# [OBJECTIVE]
Note how many lines hold "text" and report that number by itself.
————————
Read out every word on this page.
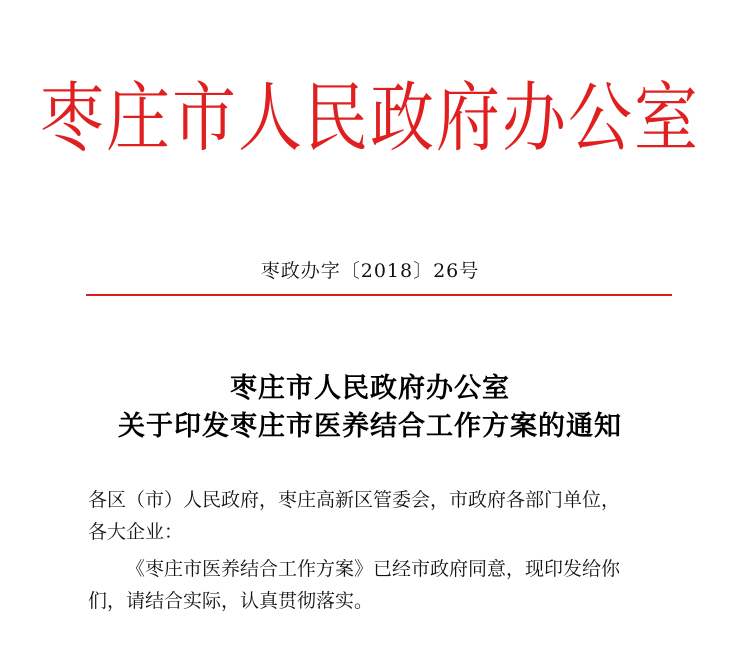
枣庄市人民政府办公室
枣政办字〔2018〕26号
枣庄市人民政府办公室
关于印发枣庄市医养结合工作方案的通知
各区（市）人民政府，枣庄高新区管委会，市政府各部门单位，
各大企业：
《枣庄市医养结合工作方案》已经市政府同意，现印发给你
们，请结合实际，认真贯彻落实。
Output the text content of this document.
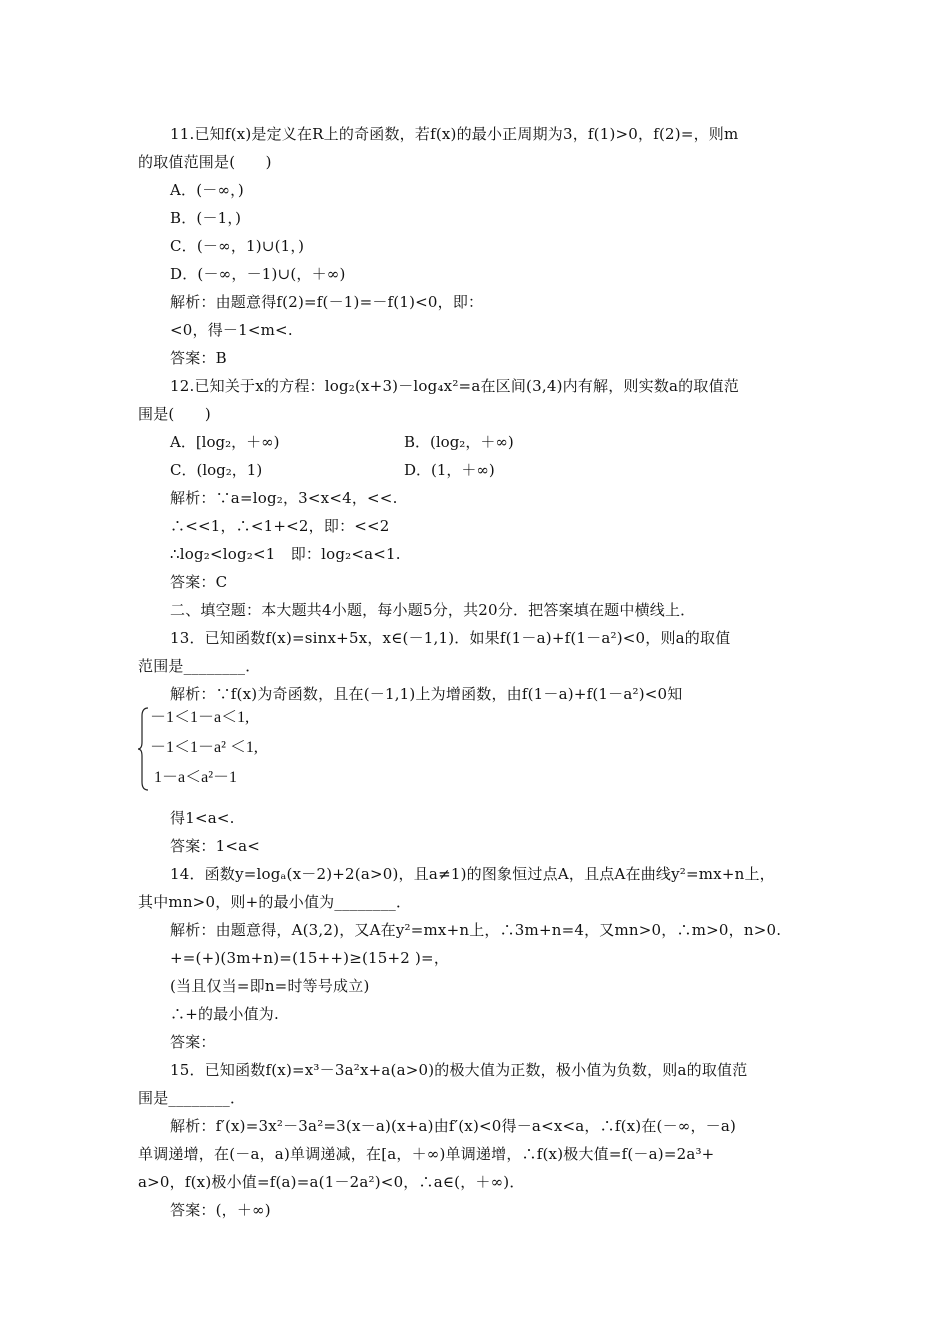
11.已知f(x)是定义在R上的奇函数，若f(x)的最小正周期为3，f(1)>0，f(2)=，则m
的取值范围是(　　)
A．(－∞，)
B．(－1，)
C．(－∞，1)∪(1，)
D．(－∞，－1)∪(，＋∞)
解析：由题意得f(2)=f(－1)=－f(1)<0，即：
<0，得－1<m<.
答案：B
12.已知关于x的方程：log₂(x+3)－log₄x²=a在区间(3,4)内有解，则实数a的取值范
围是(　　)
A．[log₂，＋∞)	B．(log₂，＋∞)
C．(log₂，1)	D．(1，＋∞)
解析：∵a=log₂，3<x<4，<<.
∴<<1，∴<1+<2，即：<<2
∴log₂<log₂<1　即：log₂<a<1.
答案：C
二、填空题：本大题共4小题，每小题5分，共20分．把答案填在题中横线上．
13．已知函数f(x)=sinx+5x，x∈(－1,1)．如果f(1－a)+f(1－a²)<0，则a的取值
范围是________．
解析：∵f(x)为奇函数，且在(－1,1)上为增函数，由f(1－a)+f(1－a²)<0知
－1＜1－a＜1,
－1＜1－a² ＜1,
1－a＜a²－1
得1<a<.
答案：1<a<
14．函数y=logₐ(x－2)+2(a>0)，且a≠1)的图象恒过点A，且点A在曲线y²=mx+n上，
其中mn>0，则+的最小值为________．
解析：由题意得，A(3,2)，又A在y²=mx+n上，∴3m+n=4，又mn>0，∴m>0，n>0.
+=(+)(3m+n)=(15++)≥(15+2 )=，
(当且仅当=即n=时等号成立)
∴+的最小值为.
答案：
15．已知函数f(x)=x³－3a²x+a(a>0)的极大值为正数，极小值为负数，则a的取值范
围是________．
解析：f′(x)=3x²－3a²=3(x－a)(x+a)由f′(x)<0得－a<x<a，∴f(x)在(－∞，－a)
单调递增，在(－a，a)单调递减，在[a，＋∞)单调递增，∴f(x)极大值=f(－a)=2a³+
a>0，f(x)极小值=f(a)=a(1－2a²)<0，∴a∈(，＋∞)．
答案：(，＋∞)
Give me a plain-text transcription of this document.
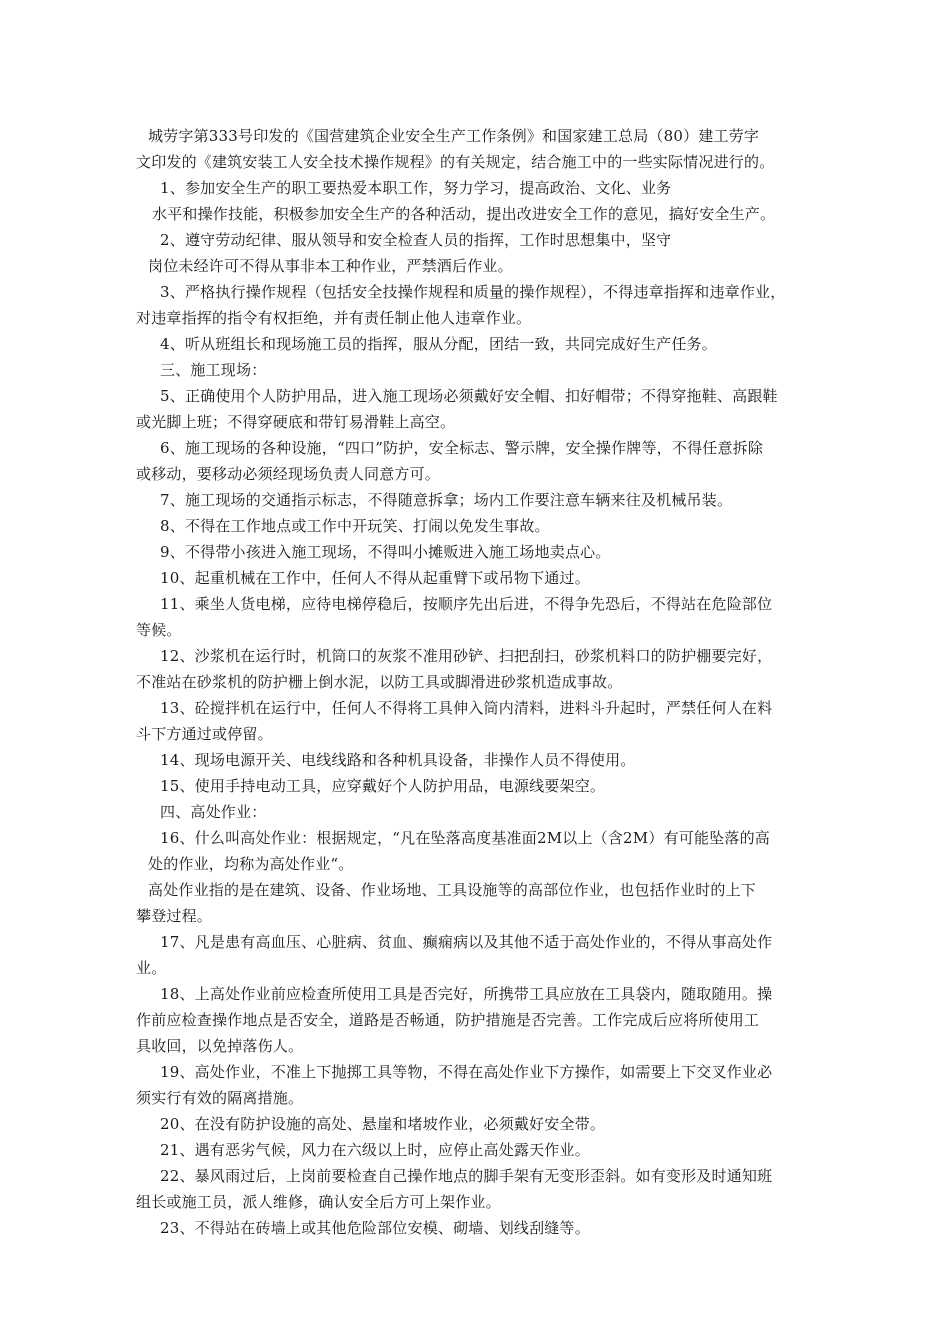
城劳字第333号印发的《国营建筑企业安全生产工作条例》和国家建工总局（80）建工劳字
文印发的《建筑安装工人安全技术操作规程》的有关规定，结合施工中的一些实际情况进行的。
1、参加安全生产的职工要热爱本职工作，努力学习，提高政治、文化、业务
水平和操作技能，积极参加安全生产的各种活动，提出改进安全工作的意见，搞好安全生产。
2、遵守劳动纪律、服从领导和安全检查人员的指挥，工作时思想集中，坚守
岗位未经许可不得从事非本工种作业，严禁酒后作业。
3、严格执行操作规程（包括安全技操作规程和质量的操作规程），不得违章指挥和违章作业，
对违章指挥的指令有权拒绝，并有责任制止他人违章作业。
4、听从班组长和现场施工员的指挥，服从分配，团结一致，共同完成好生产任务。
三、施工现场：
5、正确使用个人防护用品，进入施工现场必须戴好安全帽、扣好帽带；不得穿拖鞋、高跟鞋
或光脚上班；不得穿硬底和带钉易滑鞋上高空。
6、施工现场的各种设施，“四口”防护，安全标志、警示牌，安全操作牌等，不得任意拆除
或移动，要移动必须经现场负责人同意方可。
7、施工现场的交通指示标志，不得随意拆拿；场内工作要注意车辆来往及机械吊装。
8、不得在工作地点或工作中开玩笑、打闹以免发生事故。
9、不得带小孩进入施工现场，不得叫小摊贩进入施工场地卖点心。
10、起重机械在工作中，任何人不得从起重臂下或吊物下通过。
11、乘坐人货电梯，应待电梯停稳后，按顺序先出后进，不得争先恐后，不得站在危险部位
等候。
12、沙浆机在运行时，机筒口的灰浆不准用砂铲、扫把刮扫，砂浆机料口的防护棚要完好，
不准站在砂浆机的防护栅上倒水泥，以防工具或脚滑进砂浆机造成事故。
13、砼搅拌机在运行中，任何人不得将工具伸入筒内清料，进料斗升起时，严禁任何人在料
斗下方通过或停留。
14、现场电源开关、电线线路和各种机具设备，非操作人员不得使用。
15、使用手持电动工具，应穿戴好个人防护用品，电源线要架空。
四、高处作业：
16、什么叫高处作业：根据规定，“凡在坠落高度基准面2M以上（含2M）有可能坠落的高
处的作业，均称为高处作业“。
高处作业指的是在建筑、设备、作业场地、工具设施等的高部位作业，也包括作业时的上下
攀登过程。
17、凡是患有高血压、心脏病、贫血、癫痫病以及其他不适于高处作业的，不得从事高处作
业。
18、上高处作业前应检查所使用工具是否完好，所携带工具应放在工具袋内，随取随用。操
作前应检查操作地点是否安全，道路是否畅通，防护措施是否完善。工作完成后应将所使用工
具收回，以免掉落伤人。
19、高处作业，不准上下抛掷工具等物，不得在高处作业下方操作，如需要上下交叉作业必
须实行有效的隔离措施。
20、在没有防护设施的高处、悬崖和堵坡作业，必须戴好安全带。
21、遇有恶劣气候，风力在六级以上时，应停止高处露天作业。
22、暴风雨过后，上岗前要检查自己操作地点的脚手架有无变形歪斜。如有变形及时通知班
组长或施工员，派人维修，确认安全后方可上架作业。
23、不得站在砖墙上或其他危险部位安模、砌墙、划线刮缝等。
————————
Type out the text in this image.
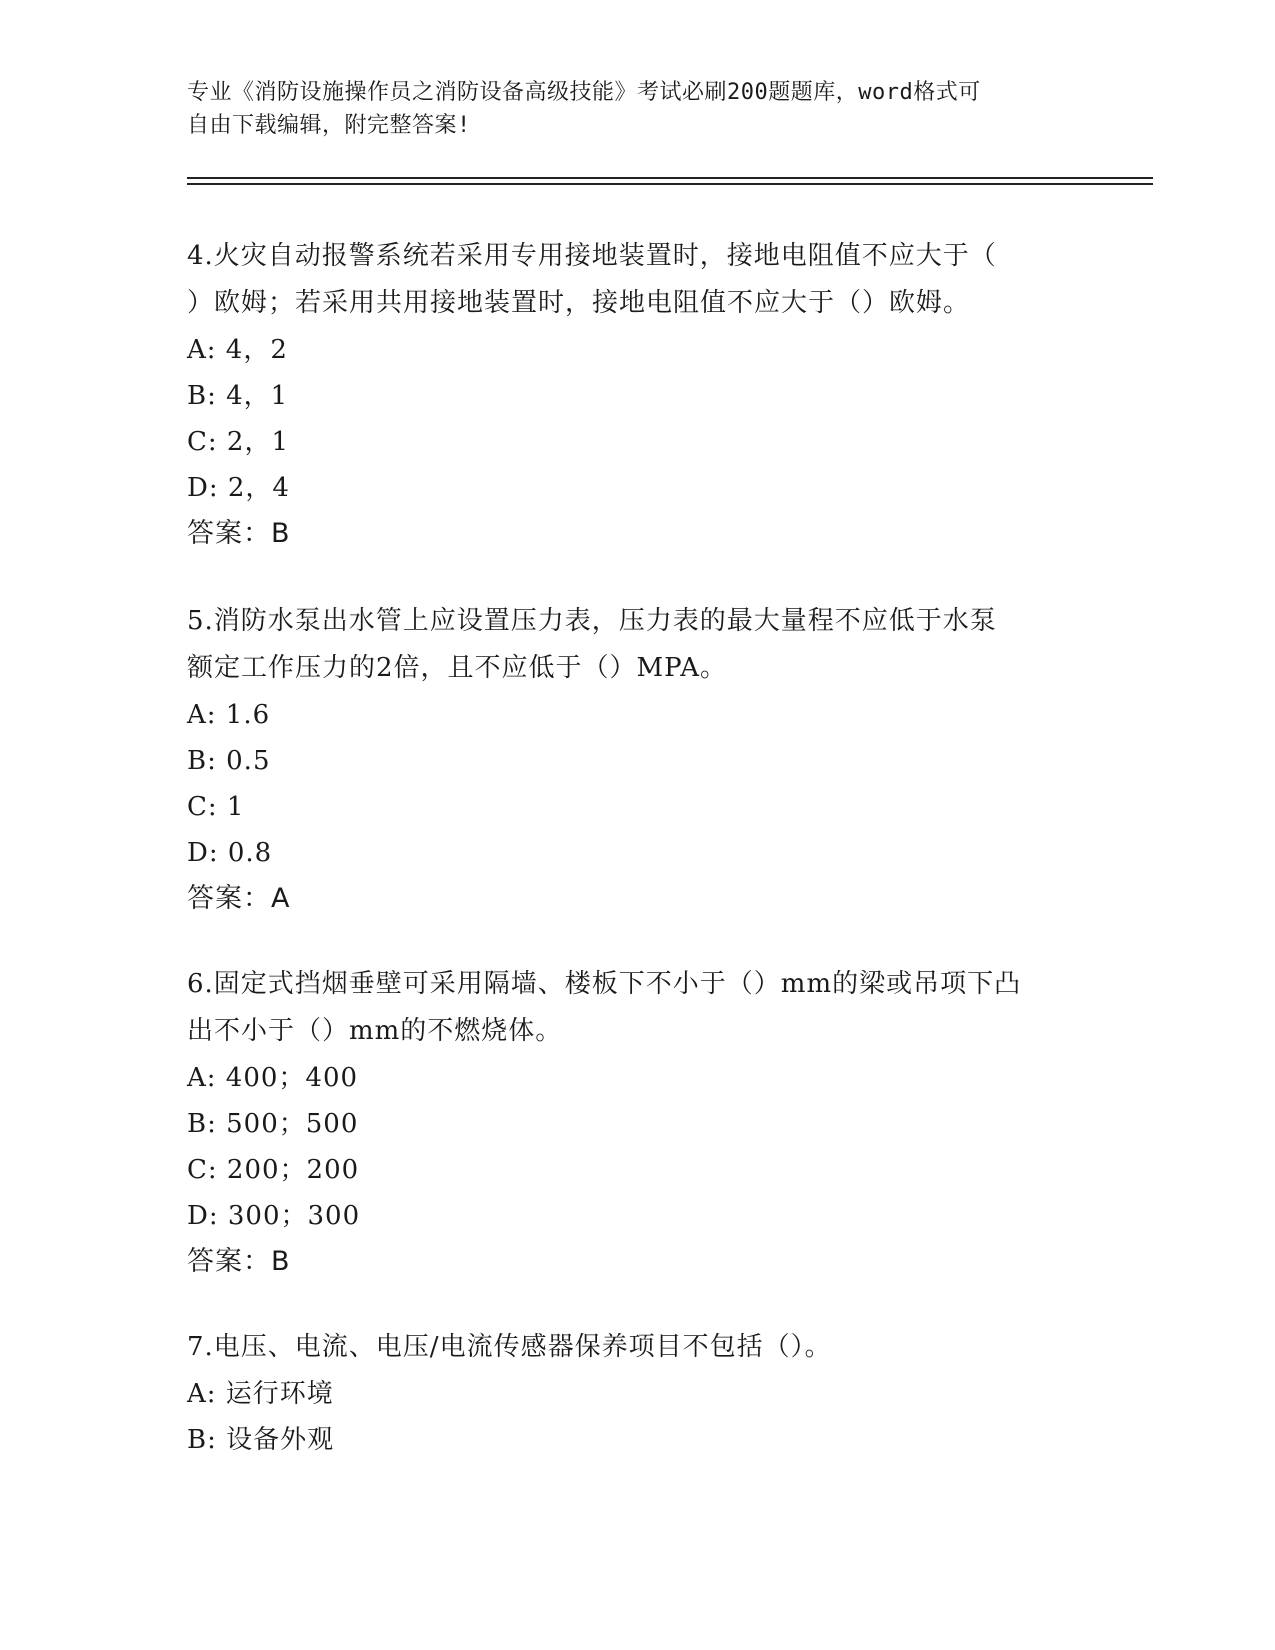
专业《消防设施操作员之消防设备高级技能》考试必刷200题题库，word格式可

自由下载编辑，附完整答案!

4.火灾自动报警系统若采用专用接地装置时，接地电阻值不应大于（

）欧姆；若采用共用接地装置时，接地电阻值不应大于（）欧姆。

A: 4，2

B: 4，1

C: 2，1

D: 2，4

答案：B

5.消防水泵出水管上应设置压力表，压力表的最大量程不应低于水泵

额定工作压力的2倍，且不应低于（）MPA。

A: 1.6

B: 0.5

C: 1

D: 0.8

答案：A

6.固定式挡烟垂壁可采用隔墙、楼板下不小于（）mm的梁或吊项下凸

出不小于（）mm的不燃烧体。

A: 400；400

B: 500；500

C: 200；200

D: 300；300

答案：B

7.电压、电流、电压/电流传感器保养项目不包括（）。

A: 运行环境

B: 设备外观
————————
# [ANSWER TO THIS EXERCISE]
3